» Given exercise
Below are records; count the lines that contain "Modeling" and give only the total.

[Dataset entries]

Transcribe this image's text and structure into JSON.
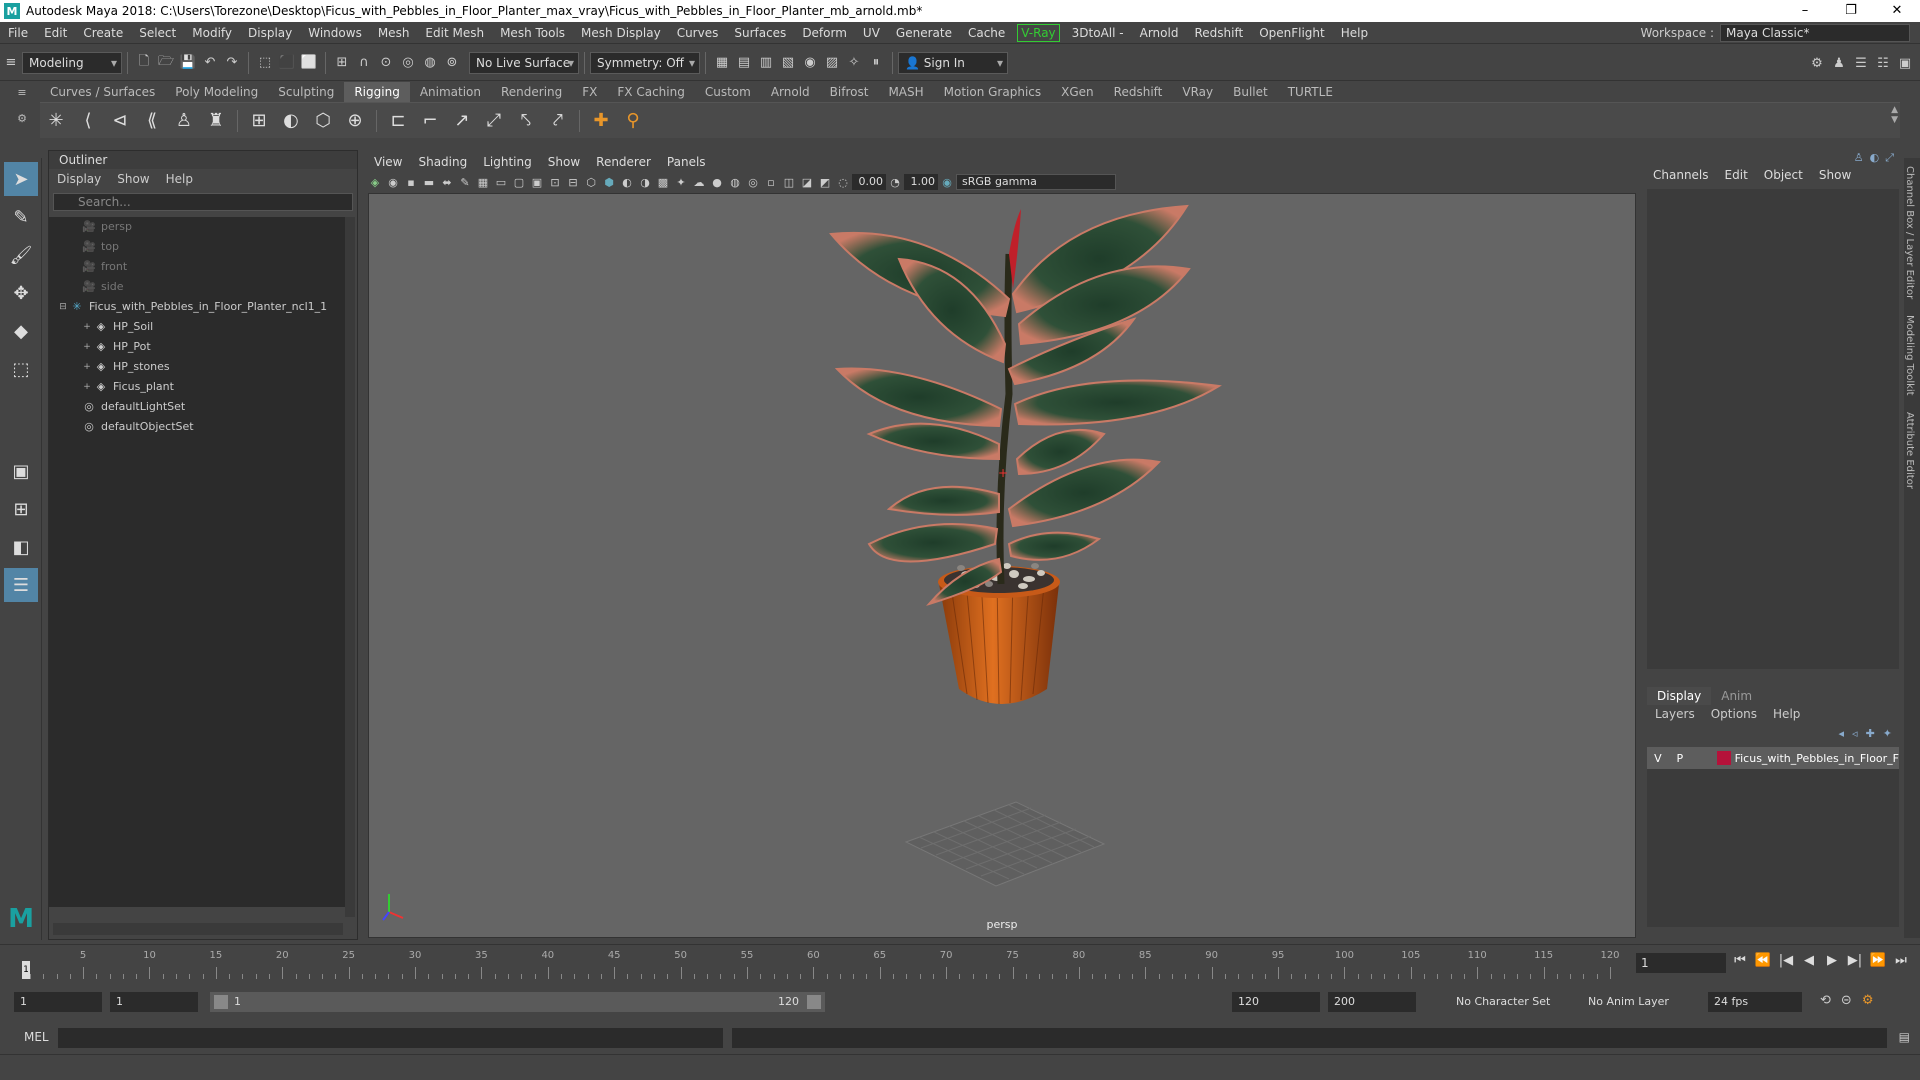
{
  "window": {
    "title": "Autodesk Maya 2018: C:\\Users\\Torezone\\Desktop\\Ficus_with_Pebbles_in_Floor_Planter_max_vray\\Ficus_with_Pebbles_in_Floor_Planter_mb_arnold.mb*",
    "logo": "M",
    "controls": [
      "–",
      "❐",
      "✕"
    ]
  },
  "menubar": {
    "items": [
      "File",
      "Edit",
      "Create",
      "Select",
      "Modify",
      "Display",
      "Windows",
      "Mesh",
      "Edit Mesh",
      "Mesh Tools",
      "Mesh Display",
      "Curves",
      "Surfaces",
      "Deform",
      "UV",
      "Generate",
      "Cache"
    ],
    "vray": "V-Ray",
    "items2": [
      "3DtoAll -",
      "Arnold",
      "Redshift",
      "OpenFlight",
      "Help"
    ],
    "workspace_label": "Workspace :",
    "workspace_value": "Maya Classic*"
  },
  "statusline": {
    "mode": "Modeling",
    "live_surface": "No Live Surface",
    "symmetry": "Symmetry: Off",
    "sign_in": "Sign In"
  },
  "shelf": {
    "tabs": [
      "Curves / Surfaces",
      "Poly Modeling",
      "Sculpting",
      "Rigging",
      "Animation",
      "Rendering",
      "FX",
      "FX Caching",
      "Custom",
      "Arnold",
      "Bifrost",
      "MASH",
      "Motion Graphics",
      "XGen",
      "Redshift",
      "VRay",
      "Bullet",
      "TURTLE"
    ],
    "active": "Rigging"
  },
  "outliner": {
    "title": "Outliner",
    "menu": [
      "Display",
      "Show",
      "Help"
    ],
    "search_placeholder": "Search...",
    "nodes": [
      {
        "label": "persp",
        "depth": 1,
        "icon": "camera-icon",
        "dim": true,
        "exp": ""
      },
      {
        "label": "top",
        "depth": 1,
        "icon": "camera-icon",
        "dim": true,
        "exp": ""
      },
      {
        "label": "front",
        "depth": 1,
        "icon": "camera-icon",
        "dim": true,
        "exp": ""
      },
      {
        "label": "side",
        "depth": 1,
        "icon": "camera-icon",
        "dim": true,
        "exp": ""
      },
      {
        "label": "Ficus_with_Pebbles_in_Floor_Planter_ncl1_1",
        "depth": 0,
        "icon": "group-icon",
        "dim": false,
        "exp": "⊟"
      },
      {
        "label": "HP_Soil",
        "depth": 2,
        "icon": "mesh-icon",
        "dim": false,
        "exp": "+"
      },
      {
        "label": "HP_Pot",
        "depth": 2,
        "icon": "mesh-icon",
        "dim": false,
        "exp": "+"
      },
      {
        "label": "HP_stones",
        "depth": 2,
        "icon": "mesh-icon",
        "dim": false,
        "exp": "+"
      },
      {
        "label": "Ficus_plant",
        "depth": 2,
        "icon": "mesh-icon",
        "dim": false,
        "exp": "+"
      },
      {
        "label": "defaultLightSet",
        "depth": 1,
        "icon": "set-icon",
        "dim": false,
        "exp": ""
      },
      {
        "label": "defaultObjectSet",
        "depth": 1,
        "icon": "set-icon",
        "dim": false,
        "exp": ""
      }
    ]
  },
  "viewport": {
    "menu": [
      "View",
      "Shading",
      "Lighting",
      "Show",
      "Renderer",
      "Panels"
    ],
    "exposure": "0.00",
    "gamma": "1.00",
    "color_space": "sRGB gamma",
    "camera_label": "persp"
  },
  "channelbox": {
    "menu": [
      "Channels",
      "Edit",
      "Object",
      "Show"
    ],
    "layer_tabs": [
      "Display",
      "Anim"
    ],
    "layer_menu": [
      "Layers",
      "Options",
      "Help"
    ],
    "layer": {
      "v": "V",
      "p": "P",
      "name": "Ficus_with_Pebbles_in_Floor_F",
      "color": "#b5123a"
    },
    "side_tabs": [
      "Channel Box / Layer Editor",
      "Modeling Toolkit",
      "Attribute Editor"
    ]
  },
  "timeline": {
    "ticks": [
      "5",
      "10",
      "15",
      "20",
      "25",
      "30",
      "35",
      "40",
      "45",
      "50",
      "55",
      "60",
      "65",
      "70",
      "75",
      "80",
      "85",
      "90",
      "95",
      "100",
      "105",
      "110",
      "115",
      "120"
    ],
    "playhead_label": "1",
    "current_frame": "1",
    "playback_icons": [
      "⏮",
      "⏪",
      "|◀",
      "◀",
      "▶",
      "▶|",
      "⏩",
      "⏭"
    ]
  },
  "range": {
    "start": "1",
    "inner_start": "1",
    "slider_start": "1",
    "slider_end": "120",
    "end": "120",
    "outer_end": "200",
    "character_set": "No Character Set",
    "anim_layer": "No Anim Layer",
    "fps": "24 fps"
  },
  "cmdline": {
    "label": "MEL"
  }
}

» Right answer
3